Set problem :: All of the material should be reproduced exactly, with pictures left out.

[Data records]
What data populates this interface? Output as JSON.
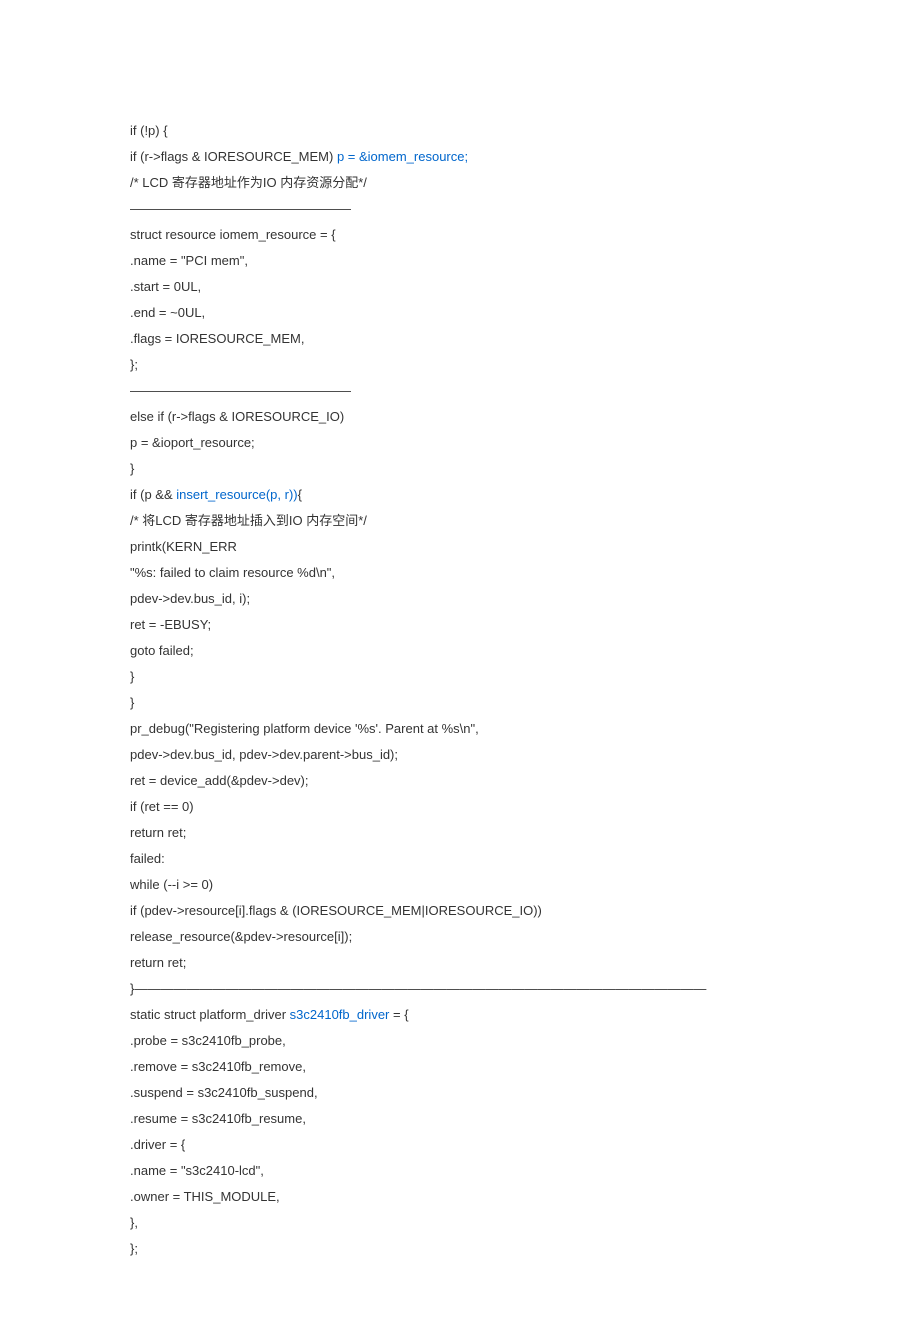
{
  "lines": [
    {
      "type": "plain",
      "text": "if (!p) {"
    },
    {
      "type": "mixed",
      "parts": [
        {
          "text": "if (r->flags & IORESOURCE_MEM) ",
          "blue": false
        },
        {
          "text": "p = &iomem_resource;",
          "blue": true
        }
      ]
    },
    {
      "type": "plain",
      "text": "/* LCD 寄存器地址作为IO 内存资源分配*/"
    },
    {
      "type": "plain",
      "text": "―――――――――――――――――"
    },
    {
      "type": "plain",
      "text": "struct resource iomem_resource = {"
    },
    {
      "type": "plain",
      "text": ".name = \"PCI mem\","
    },
    {
      "type": "plain",
      "text": ".start = 0UL,"
    },
    {
      "type": "plain",
      "text": ".end = ~0UL,"
    },
    {
      "type": "plain",
      "text": ".flags = IORESOURCE_MEM,"
    },
    {
      "type": "plain",
      "text": "};"
    },
    {
      "type": "plain",
      "text": "―――――――――――――――――"
    },
    {
      "type": "plain",
      "text": "else if (r->flags & IORESOURCE_IO)"
    },
    {
      "type": "plain",
      "text": "p = &ioport_resource;"
    },
    {
      "type": "plain",
      "text": "}"
    },
    {
      "type": "mixed",
      "parts": [
        {
          "text": "if (p && ",
          "blue": false
        },
        {
          "text": "insert_resource(p, r))",
          "blue": true
        },
        {
          "text": "{",
          "blue": false
        }
      ]
    },
    {
      "type": "plain",
      "text": "/* 将LCD 寄存器地址插入到IO 内存空间*/"
    },
    {
      "type": "plain",
      "text": "printk(KERN_ERR"
    },
    {
      "type": "plain",
      "text": "\"%s: failed to claim resource %d\\n\","
    },
    {
      "type": "plain",
      "text": "pdev->dev.bus_id, i);"
    },
    {
      "type": "plain",
      "text": "ret = -EBUSY;"
    },
    {
      "type": "plain",
      "text": "goto failed;"
    },
    {
      "type": "plain",
      "text": "}"
    },
    {
      "type": "plain",
      "text": "}"
    },
    {
      "type": "plain",
      "text": "pr_debug(\"Registering platform device '%s'. Parent at %s\\n\","
    },
    {
      "type": "plain",
      "text": "pdev->dev.bus_id, pdev->dev.parent->bus_id);"
    },
    {
      "type": "plain",
      "text": "ret = device_add(&pdev->dev);"
    },
    {
      "type": "plain",
      "text": "if (ret == 0)"
    },
    {
      "type": "plain",
      "text": "return ret;"
    },
    {
      "type": "plain",
      "text": "failed:"
    },
    {
      "type": "plain",
      "text": "while (--i >= 0)"
    },
    {
      "type": "plain",
      "text": "if (pdev->resource[i].flags & (IORESOURCE_MEM|IORESOURCE_IO))"
    },
    {
      "type": "plain",
      "text": "release_resource(&pdev->resource[i]);"
    },
    {
      "type": "plain",
      "text": "return ret;"
    },
    {
      "type": "plain",
      "text": "}――――――――――――――――――――――――――――――――――――――――――――"
    },
    {
      "type": "mixed",
      "parts": [
        {
          "text": "static struct platform_driver ",
          "blue": false
        },
        {
          "text": "s3c2410fb_driver",
          "blue": true
        },
        {
          "text": " = {",
          "blue": false
        }
      ]
    },
    {
      "type": "plain",
      "text": ".probe = s3c2410fb_probe,"
    },
    {
      "type": "plain",
      "text": ".remove = s3c2410fb_remove,"
    },
    {
      "type": "plain",
      "text": ".suspend = s3c2410fb_suspend,"
    },
    {
      "type": "plain",
      "text": ".resume = s3c2410fb_resume,"
    },
    {
      "type": "plain",
      "text": ".driver = {"
    },
    {
      "type": "plain",
      "text": ".name = \"s3c2410-lcd\","
    },
    {
      "type": "plain",
      "text": ".owner = THIS_MODULE,"
    },
    {
      "type": "plain",
      "text": "},"
    },
    {
      "type": "plain",
      "text": "};"
    }
  ]
}
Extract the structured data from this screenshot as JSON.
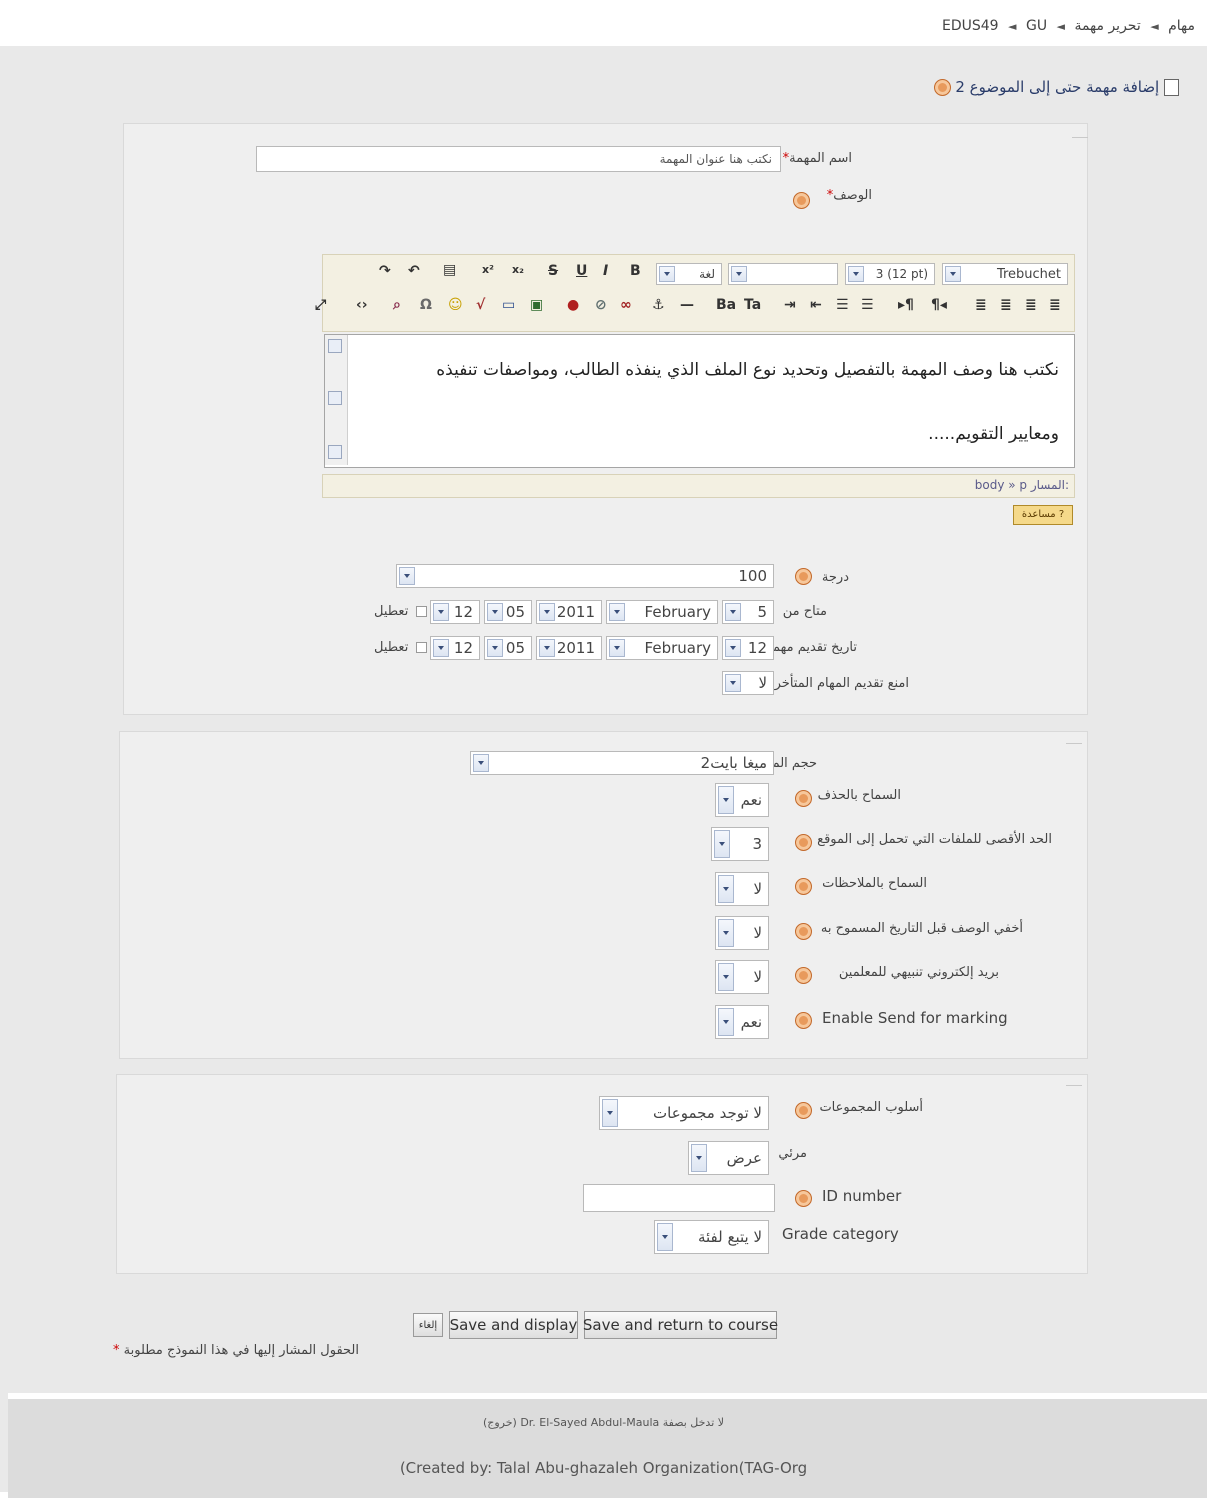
{
  "breadcrumb": {
    "items": [
      "EDUS49",
      "GU",
      "مهام",
      "تحرير مهمة"
    ],
    "separator": "◄"
  },
  "heading": "إضافة مهمة حتى إلى الموضوع 2",
  "general": {
    "name_label": "اسم المهمة",
    "name_value": "نكتب هنا عنوان المهمة",
    "required_mark": "*",
    "description_label": "الوصف",
    "editor": {
      "font_family": "Trebuchet",
      "font_size": "3 (12 pt)",
      "lang": "لغة",
      "content_line1": "نكتب هنا وصف المهمة بالتفصيل وتحديد نوع الملف الذي ينفذه الطالب، ومواصفات تنفيذه",
      "content_line2": "ومعايير التقويم.....",
      "path_label": "المسار:",
      "path_value": "body » p",
      "help_badge": "? مساعدة"
    },
    "grade_label": "درجة",
    "grade_value": "100",
    "available_label": "متاح من",
    "available": {
      "day": "5",
      "month": "February",
      "year": "2011",
      "hour": "05",
      "minute": "12",
      "disable_label": "تعطيل"
    },
    "due_label": "تاريخ تقديم مهمة",
    "due": {
      "day": "12",
      "month": "February",
      "year": "2011",
      "hour": "05",
      "minute": "12",
      "disable_label": "تعطيل"
    },
    "prevent_late_label": "امنع تقديم المهام المتأخر",
    "prevent_late_value": "لا"
  },
  "upload": {
    "max_size_label": "حجم الملف",
    "max_size_value": "2ميغا بايت",
    "allow_delete_label": "السماح بالحذف",
    "allow_delete_value": "نعم",
    "max_files_label": "الحد الأقصى للملفات التي تحمل إلى الموقع",
    "max_files_value": "3",
    "allow_notes_label": "السماح بالملاحظات",
    "allow_notes_value": "لا",
    "hide_desc_label": "أخفي الوصف قبل التاريخ المسموح به",
    "hide_desc_value": "لا",
    "email_label": "بريد إلكتروني تنبيهي للمعلمين",
    "email_value": "لا",
    "send_marking_label": "Enable Send for marking",
    "send_marking_value": "نعم"
  },
  "common": {
    "group_mode_label": "أسلوب المجموعات",
    "group_mode_value": "لا توجد مجموعات",
    "visible_label": "مرئي",
    "visible_value": "عرض",
    "id_number_label": "ID number",
    "id_number_value": "",
    "grade_category_label": "Grade category",
    "grade_category_value": "لا يتبع لفئة"
  },
  "buttons": {
    "save_return": "Save and return to course",
    "save_display": "Save and display",
    "cancel": "إلغاء"
  },
  "required_note": "الحقول المشار إليها في هذا النموذج مطلوبة",
  "footer": {
    "login_line": "لا تدخل بصفة Dr. El-Sayed Abdul-Maula (خروج)",
    "created_by": "(Created by: Talal Abu-ghazaleh Organization(TAG-Org"
  },
  "colors": {
    "page_bg": "#e9e9e9",
    "fieldset_bg": "#efefef",
    "heading": "#2a3c6a",
    "required": "#cc0000",
    "help_icon": "#e89a5c",
    "editor_toolbar": "#f3f0e2"
  }
}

Result for this task ::
What data populates this interface? Output as JSON.
{
  "lines": [
    {
      "type": "plain",
      "text": "if (!p) {"
    },
    {
      "type": "mixed",
      "parts": [
        {
          "text": "if (r->flags & IORESOURCE_MEM) ",
          "blue": false
        },
        {
          "text": "p = &iomem_resource;",
          "blue": true
        }
      ]
    },
    {
      "type": "plain",
      "text": "/* LCD 寄存器地址作为IO 内存资源分配*/"
    },
    {
      "type": "plain",
      "text": "―――――――――――――――――"
    },
    {
      "type": "plain",
      "text": "struct resource iomem_resource = {"
    },
    {
      "type": "plain",
      "text": ".name = \"PCI mem\","
    },
    {
      "type": "plain",
      "text": ".start = 0UL,"
    },
    {
      "type": "plain",
      "text": ".end = ~0UL,"
    },
    {
      "type": "plain",
      "text": ".flags = IORESOURCE_MEM,"
    },
    {
      "type": "plain",
      "text": "};"
    },
    {
      "type": "plain",
      "text": "―――――――――――――――――"
    },
    {
      "type": "plain",
      "text": "else if (r->flags & IORESOURCE_IO)"
    },
    {
      "type": "plain",
      "text": "p = &ioport_resource;"
    },
    {
      "type": "plain",
      "text": "}"
    },
    {
      "type": "mixed",
      "parts": [
        {
          "text": "if (p && ",
          "blue": false
        },
        {
          "text": "insert_resource(p, r))",
          "blue": true
        },
        {
          "text": "{",
          "blue": false
        }
      ]
    },
    {
      "type": "plain",
      "text": "/* 将LCD 寄存器地址插入到IO 内存空间*/"
    },
    {
      "type": "plain",
      "text": "printk(KERN_ERR"
    },
    {
      "type": "plain",
      "text": "\"%s: failed to claim resource %d\\n\","
    },
    {
      "type": "plain",
      "text": "pdev->dev.bus_id, i);"
    },
    {
      "type": "plain",
      "text": "ret = -EBUSY;"
    },
    {
      "type": "plain",
      "text": "goto failed;"
    },
    {
      "type": "plain",
      "text": "}"
    },
    {
      "type": "plain",
      "text": "}"
    },
    {
      "type": "plain",
      "text": "pr_debug(\"Registering platform device '%s'. Parent at %s\\n\","
    },
    {
      "type": "plain",
      "text": "pdev->dev.bus_id, pdev->dev.parent->bus_id);"
    },
    {
      "type": "plain",
      "text": "ret = device_add(&pdev->dev);"
    },
    {
      "type": "plain",
      "text": "if (ret == 0)"
    },
    {
      "type": "plain",
      "text": "return ret;"
    },
    {
      "type": "plain",
      "text": "failed:"
    },
    {
      "type": "plain",
      "text": "while (--i >= 0)"
    },
    {
      "type": "plain",
      "text": "if (pdev->resource[i].flags & (IORESOURCE_MEM|IORESOURCE_IO))"
    },
    {
      "type": "plain",
      "text": "release_resource(&pdev->resource[i]);"
    },
    {
      "type": "plain",
      "text": "return ret;"
    },
    {
      "type": "plain",
      "text": "}――――――――――――――――――――――――――――――――――――――――――――"
    },
    {
      "type": "mixed",
      "parts": [
        {
          "text": "static struct platform_driver ",
          "blue": false
        },
        {
          "text": "s3c2410fb_driver",
          "blue": true
        },
        {
          "text": " = {",
          "blue": false
        }
      ]
    },
    {
      "type": "plain",
      "text": ".probe = s3c2410fb_probe,"
    },
    {
      "type": "plain",
      "text": ".remove = s3c2410fb_remove,"
    },
    {
      "type": "plain",
      "text": ".suspend = s3c2410fb_suspend,"
    },
    {
      "type": "plain",
      "text": ".resume = s3c2410fb_resume,"
    },
    {
      "type": "plain",
      "text": ".driver = {"
    },
    {
      "type": "plain",
      "text": ".name = \"s3c2410-lcd\","
    },
    {
      "type": "plain",
      "text": ".owner = THIS_MODULE,"
    },
    {
      "type": "plain",
      "text": "},"
    },
    {
      "type": "plain",
      "text": "};"
    }
  ]
}
Extract the structured data from this screenshot as JSON.
{
  "breadcrumb": {
    "items": [
      "EDUS49",
      "GU",
      "مهام",
      "تحرير مهمة"
    ],
    "separator": "◄"
  },
  "heading": "إضافة مهمة حتى إلى الموضوع 2",
  "general": {
    "name_label": "اسم المهمة",
    "name_value": "نكتب هنا عنوان المهمة",
    "required_mark": "*",
    "description_label": "الوصف",
    "editor": {
      "font_family": "Trebuchet",
      "font_size": "3 (12 pt)",
      "lang": "لغة",
      "content_line1": "نكتب هنا وصف المهمة بالتفصيل وتحديد نوع الملف الذي ينفذه الطالب، ومواصفات تنفيذه",
      "content_line2": "ومعايير التقويم.....",
      "path_label": "المسار:",
      "path_value": "body » p",
      "help_badge": "? مساعدة"
    },
    "grade_label": "درجة",
    "grade_value": "100",
    "available_label": "متاح من",
    "available": {
      "day": "5",
      "month": "February",
      "year": "2011",
      "hour": "05",
      "minute": "12",
      "disable_label": "تعطيل"
    },
    "due_label": "تاريخ تقديم مهمة",
    "due": {
      "day": "12",
      "month": "February",
      "year": "2011",
      "hour": "05",
      "minute": "12",
      "disable_label": "تعطيل"
    },
    "prevent_late_label": "امنع تقديم المهام المتأخر",
    "prevent_late_value": "لا"
  },
  "upload": {
    "max_size_label": "حجم الملف",
    "max_size_value": "2ميغا بايت",
    "allow_delete_label": "السماح بالحذف",
    "allow_delete_value": "نعم",
    "max_files_label": "الحد الأقصى للملفات التي تحمل إلى الموقع",
    "max_files_value": "3",
    "allow_notes_label": "السماح بالملاحظات",
    "allow_notes_value": "لا",
    "hide_desc_label": "أخفي الوصف قبل التاريخ المسموح به",
    "hide_desc_value": "لا",
    "email_label": "بريد إلكتروني تنبيهي للمعلمين",
    "email_value": "لا",
    "send_marking_label": "Enable Send for marking",
    "send_marking_value": "نعم"
  },
  "common": {
    "group_mode_label": "أسلوب المجموعات",
    "group_mode_value": "لا توجد مجموعات",
    "visible_label": "مرئي",
    "visible_value": "عرض",
    "id_number_label": "ID number",
    "id_number_value": "",
    "grade_category_label": "Grade category",
    "grade_category_value": "لا يتبع لفئة"
  },
  "buttons": {
    "save_return": "Save and return to course",
    "save_display": "Save and display",
    "cancel": "إلغاء"
  },
  "required_note": "الحقول المشار إليها في هذا النموذج مطلوبة",
  "footer": {
    "login_line": "لا تدخل بصفة Dr. El-Sayed Abdul-Maula (خروج)",
    "created_by": "(Created by: Talal Abu-ghazaleh Organization(TAG-Org"
  },
  "colors": {
    "page_bg": "#e9e9e9",
    "fieldset_bg": "#efefef",
    "heading": "#2a3c6a",
    "required": "#cc0000",
    "help_icon": "#e89a5c",
    "editor_toolbar": "#f3f0e2"
  }
}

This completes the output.